> **Goal**
Your task is to repeat the lines below exactly, excluding any pictures they contain.

-- BEGIN Data for the task --

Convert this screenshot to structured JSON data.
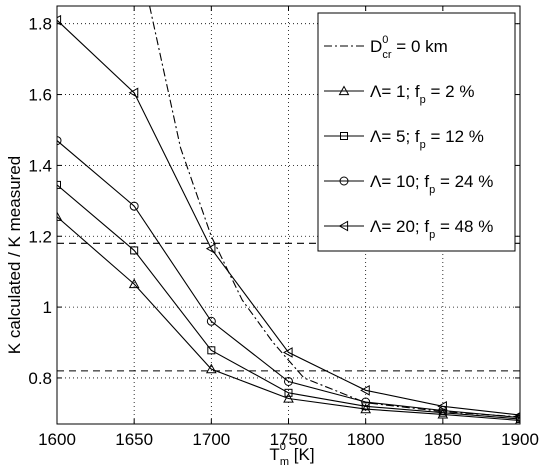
{
  "chart_data": {
    "type": "line",
    "title": "",
    "xlabel": {
      "main": "T",
      "sup": "0",
      "sub": "m",
      "unit": " [K]"
    },
    "ylabel": "K calculated / K measured",
    "xlim": [
      1600,
      1900
    ],
    "ylim": [
      0.67,
      1.85
    ],
    "grid": true,
    "legend_position": "top-right",
    "x_ticks": [
      1600,
      1650,
      1700,
      1750,
      1800,
      1850,
      1900
    ],
    "x_tick_labels": [
      "1600",
      "1650",
      "1700",
      "1750",
      "1800",
      "1850",
      "1900"
    ],
    "y_ticks": [
      0.8,
      1.0,
      1.2,
      1.4,
      1.6,
      1.8
    ],
    "y_tick_labels": [
      "0.8",
      "1",
      "1.2",
      "1.4",
      "1.6",
      "1.8"
    ],
    "reference_lines": [
      1.18,
      0.82
    ],
    "series": [
      {
        "name": "D_cr^0 = 0 km",
        "legend": {
          "pre": "D",
          "sup": "0",
          "sub": "cr",
          "post": " = 0 km"
        },
        "style": "dashdot",
        "marker": "none",
        "x": [
          1660,
          1680,
          1700,
          1720,
          1740,
          1760,
          1800,
          1850,
          1900
        ],
        "y": [
          1.85,
          1.45,
          1.2,
          1.02,
          0.9,
          0.8,
          0.73,
          0.705,
          0.69
        ]
      },
      {
        "name": "Λ= 1; f_p = 2 %",
        "legend": {
          "pre": "Λ= 1; f",
          "sup": "",
          "sub": "p",
          "post": " = 2 %"
        },
        "style": "solid",
        "marker": "triangle-up",
        "x": [
          1600,
          1650,
          1700,
          1750,
          1800,
          1850,
          1900
        ],
        "y": [
          1.255,
          1.065,
          0.825,
          0.742,
          0.712,
          0.697,
          0.68
        ]
      },
      {
        "name": "Λ= 5; f_p = 12 %",
        "legend": {
          "pre": "Λ= 5; f",
          "sup": "",
          "sub": "p",
          "post": " = 12 %"
        },
        "style": "solid",
        "marker": "square",
        "x": [
          1600,
          1650,
          1700,
          1750,
          1800,
          1850,
          1900
        ],
        "y": [
          1.345,
          1.16,
          0.878,
          0.758,
          0.72,
          0.702,
          0.684
        ]
      },
      {
        "name": "Λ= 10; f_p = 24 %",
        "legend": {
          "pre": "Λ= 10; f",
          "sup": "",
          "sub": "p",
          "post": " = 24 %"
        },
        "style": "solid",
        "marker": "circle",
        "x": [
          1600,
          1650,
          1700,
          1750,
          1800,
          1850,
          1900
        ],
        "y": [
          1.47,
          1.285,
          0.96,
          0.79,
          0.732,
          0.708,
          0.688
        ]
      },
      {
        "name": "Λ= 20; f_p = 48 %",
        "legend": {
          "pre": "Λ= 20; f",
          "sup": "",
          "sub": "p",
          "post": " = 48 %"
        },
        "style": "solid",
        "marker": "triangle-left",
        "x": [
          1600,
          1650,
          1700,
          1750,
          1800,
          1850,
          1900
        ],
        "y": [
          1.81,
          1.605,
          1.165,
          0.872,
          0.765,
          0.72,
          0.695
        ]
      }
    ]
  }
}
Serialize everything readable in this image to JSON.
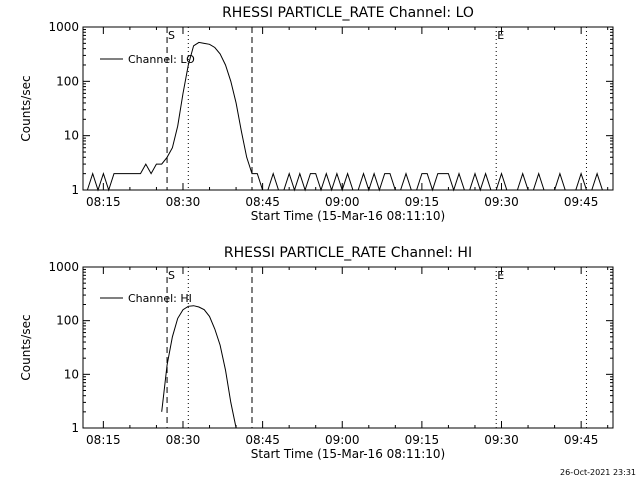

-- END Data for the task --

> **Solved problem**
Convert this screenshot to structured JSON data.
{
  "chart_data": {
    "type": "line",
    "title": "",
    "xlabel": {
      "main": "T",
      "sup": "0",
      "sub": "m",
      "unit": " [K]"
    },
    "ylabel": "K calculated / K measured",
    "xlim": [
      1600,
      1900
    ],
    "ylim": [
      0.67,
      1.85
    ],
    "grid": true,
    "legend_position": "top-right",
    "x_ticks": [
      1600,
      1650,
      1700,
      1750,
      1800,
      1850,
      1900
    ],
    "x_tick_labels": [
      "1600",
      "1650",
      "1700",
      "1750",
      "1800",
      "1850",
      "1900"
    ],
    "y_ticks": [
      0.8,
      1.0,
      1.2,
      1.4,
      1.6,
      1.8
    ],
    "y_tick_labels": [
      "0.8",
      "1",
      "1.2",
      "1.4",
      "1.6",
      "1.8"
    ],
    "reference_lines": [
      1.18,
      0.82
    ],
    "series": [
      {
        "name": "D_cr^0 = 0 km",
        "legend": {
          "pre": "D",
          "sup": "0",
          "sub": "cr",
          "post": " = 0 km"
        },
        "style": "dashdot",
        "marker": "none",
        "x": [
          1660,
          1680,
          1700,
          1720,
          1740,
          1760,
          1800,
          1850,
          1900
        ],
        "y": [
          1.85,
          1.45,
          1.2,
          1.02,
          0.9,
          0.8,
          0.73,
          0.705,
          0.69
        ]
      },
      {
        "name": "Λ= 1; f_p = 2 %",
        "legend": {
          "pre": "Λ= 1; f",
          "sup": "",
          "sub": "p",
          "post": " = 2 %"
        },
        "style": "solid",
        "marker": "triangle-up",
        "x": [
          1600,
          1650,
          1700,
          1750,
          1800,
          1850,
          1900
        ],
        "y": [
          1.255,
          1.065,
          0.825,
          0.742,
          0.712,
          0.697,
          0.68
        ]
      },
      {
        "name": "Λ= 5; f_p = 12 %",
        "legend": {
          "pre": "Λ= 5; f",
          "sup": "",
          "sub": "p",
          "post": " = 12 %"
        },
        "style": "solid",
        "marker": "square",
        "x": [
          1600,
          1650,
          1700,
          1750,
          1800,
          1850,
          1900
        ],
        "y": [
          1.345,
          1.16,
          0.878,
          0.758,
          0.72,
          0.702,
          0.684
        ]
      },
      {
        "name": "Λ= 10; f_p = 24 %",
        "legend": {
          "pre": "Λ= 10; f",
          "sup": "",
          "sub": "p",
          "post": " = 24 %"
        },
        "style": "solid",
        "marker": "circle",
        "x": [
          1600,
          1650,
          1700,
          1750,
          1800,
          1850,
          1900
        ],
        "y": [
          1.47,
          1.285,
          0.96,
          0.79,
          0.732,
          0.708,
          0.688
        ]
      },
      {
        "name": "Λ= 20; f_p = 48 %",
        "legend": {
          "pre": "Λ= 20; f",
          "sup": "",
          "sub": "p",
          "post": " = 48 %"
        },
        "style": "solid",
        "marker": "triangle-left",
        "x": [
          1600,
          1650,
          1700,
          1750,
          1800,
          1850,
          1900
        ],
        "y": [
          1.81,
          1.605,
          1.165,
          0.872,
          0.765,
          0.72,
          0.695
        ]
      }
    ]
  }
}
Serialize everything readable in this image to JSON.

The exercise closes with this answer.